======== Text block
Skip to content

VladMarianCimpeanu/OLA_project

Repository files navigation

OLA_project

Online Learning Application Project

Course held @ Politecnico di Milano
Acadamic year 2021 - 2022

Table of contents

Developed by

Name Surname person code github
Sofia Martellozzo 10623060 link
Vlad Marian Cimpeanu 10606922 link
Lorenzo Rossi 10698834 link

Topic

Social influence techniques and Pricing

Motivation

Nowadays one big problem of e-commerces is to allocate the best price to its products so that, the seller can maximize its margin.
The main issue is that increasing the price of a product leads to fewer people interested in that product, thus increasing the price is not necessarily beneficial to the seller. In contrast, decreasing the price will increase the number of people interested in the product, but the revenue will be of course sub-optimal.
================
» **Directives**
1. Copy out the part of the listing that opens with its first line and closes with the line containing "- coat-of-arms-icon: [500, 108, 706, 288]", both ends included.
2. Continue the project README on social influence and pricing from where it stops.
The listing has no connection to the project README.
======== Task data
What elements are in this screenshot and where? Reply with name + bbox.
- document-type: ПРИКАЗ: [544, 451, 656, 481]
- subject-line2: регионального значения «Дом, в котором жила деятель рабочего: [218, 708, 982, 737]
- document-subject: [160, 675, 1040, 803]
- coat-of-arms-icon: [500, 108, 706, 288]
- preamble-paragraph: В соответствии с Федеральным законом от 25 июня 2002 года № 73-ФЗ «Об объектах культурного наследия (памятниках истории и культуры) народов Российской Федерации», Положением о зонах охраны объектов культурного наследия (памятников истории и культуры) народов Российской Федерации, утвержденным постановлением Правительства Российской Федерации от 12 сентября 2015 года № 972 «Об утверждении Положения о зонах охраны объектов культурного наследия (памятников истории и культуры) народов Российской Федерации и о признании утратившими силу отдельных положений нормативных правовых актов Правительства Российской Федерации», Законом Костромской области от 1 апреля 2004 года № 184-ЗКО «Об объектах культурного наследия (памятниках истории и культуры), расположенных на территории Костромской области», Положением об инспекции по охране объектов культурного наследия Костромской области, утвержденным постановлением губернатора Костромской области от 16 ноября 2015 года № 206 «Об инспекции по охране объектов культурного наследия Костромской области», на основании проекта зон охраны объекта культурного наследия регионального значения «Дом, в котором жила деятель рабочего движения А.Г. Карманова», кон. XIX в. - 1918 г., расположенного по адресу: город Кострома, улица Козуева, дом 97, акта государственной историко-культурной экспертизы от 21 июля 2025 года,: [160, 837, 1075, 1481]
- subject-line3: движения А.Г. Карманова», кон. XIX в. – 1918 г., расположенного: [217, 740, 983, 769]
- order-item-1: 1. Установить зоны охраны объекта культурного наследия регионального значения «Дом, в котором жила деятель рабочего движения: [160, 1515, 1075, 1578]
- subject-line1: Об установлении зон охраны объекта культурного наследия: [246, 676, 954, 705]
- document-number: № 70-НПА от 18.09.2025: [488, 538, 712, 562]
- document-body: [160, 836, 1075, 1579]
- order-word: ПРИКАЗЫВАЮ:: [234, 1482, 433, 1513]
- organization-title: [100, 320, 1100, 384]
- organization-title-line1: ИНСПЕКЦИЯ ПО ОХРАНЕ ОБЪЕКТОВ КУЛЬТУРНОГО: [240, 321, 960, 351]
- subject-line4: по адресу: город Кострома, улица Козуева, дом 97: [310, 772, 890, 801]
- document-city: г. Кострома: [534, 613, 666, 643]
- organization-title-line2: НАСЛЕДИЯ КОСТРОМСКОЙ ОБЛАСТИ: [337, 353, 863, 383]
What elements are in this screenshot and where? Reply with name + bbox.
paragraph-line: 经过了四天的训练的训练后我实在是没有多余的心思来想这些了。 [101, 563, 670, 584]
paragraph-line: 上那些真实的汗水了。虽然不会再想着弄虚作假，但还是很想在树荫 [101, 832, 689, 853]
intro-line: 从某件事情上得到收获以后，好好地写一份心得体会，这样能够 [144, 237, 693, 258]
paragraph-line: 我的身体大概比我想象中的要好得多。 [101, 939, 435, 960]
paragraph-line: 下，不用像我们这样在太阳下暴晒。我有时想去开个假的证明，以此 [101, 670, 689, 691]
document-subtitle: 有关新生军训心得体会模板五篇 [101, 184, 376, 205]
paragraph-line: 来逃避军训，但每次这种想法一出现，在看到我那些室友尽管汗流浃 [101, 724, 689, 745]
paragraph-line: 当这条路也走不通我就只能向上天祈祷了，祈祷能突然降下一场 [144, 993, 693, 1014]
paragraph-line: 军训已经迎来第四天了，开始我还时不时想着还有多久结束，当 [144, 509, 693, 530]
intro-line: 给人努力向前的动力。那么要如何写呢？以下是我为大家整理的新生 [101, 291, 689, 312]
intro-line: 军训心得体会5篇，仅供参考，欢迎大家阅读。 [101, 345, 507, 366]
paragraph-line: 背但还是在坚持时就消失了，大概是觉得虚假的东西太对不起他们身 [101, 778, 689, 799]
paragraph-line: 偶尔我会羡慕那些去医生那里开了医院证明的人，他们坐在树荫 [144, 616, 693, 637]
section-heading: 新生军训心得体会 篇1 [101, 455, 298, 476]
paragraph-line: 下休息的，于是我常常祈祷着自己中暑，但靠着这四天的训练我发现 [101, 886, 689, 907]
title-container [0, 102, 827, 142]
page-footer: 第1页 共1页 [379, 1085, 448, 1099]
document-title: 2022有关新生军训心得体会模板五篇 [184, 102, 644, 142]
================
» **Expected responses**
1.
What elements are in this screenshot and where? Reply with name + bbox.
- document-type: ПРИКАЗ: [544, 451, 656, 481]
- subject-line2: регионального значения «Дом, в котором жила деятель рабочего: [218, 708, 982, 737]
- document-subject: [160, 675, 1040, 803]
- coat-of-arms-icon: [500, 108, 706, 288]

2.
In order to maximize the revenue, we can analyze the demand curve of a given product, which is a graphical representation of the relationship between the price $p_i$ of a good or service $i$ and the quantity demanded $q_i(p_i)$ for a given period of time, and find the price $\hat{p}$ such that:

        $\hat{p} = argmax(pq(p))$

Unfortunately, in real-world problems, the demand curve is not available, furthermore, we need to estimate this curve by interacting with the environment. One main problem of interacting with an unknown environment is that exploration costs a lot of money, so we want to find the best prices in the shortest amount of time to decrease the regret. In order to do so, we can use reinforcement learning techniques such as Multi Armed Bandit (MAB) algorithms.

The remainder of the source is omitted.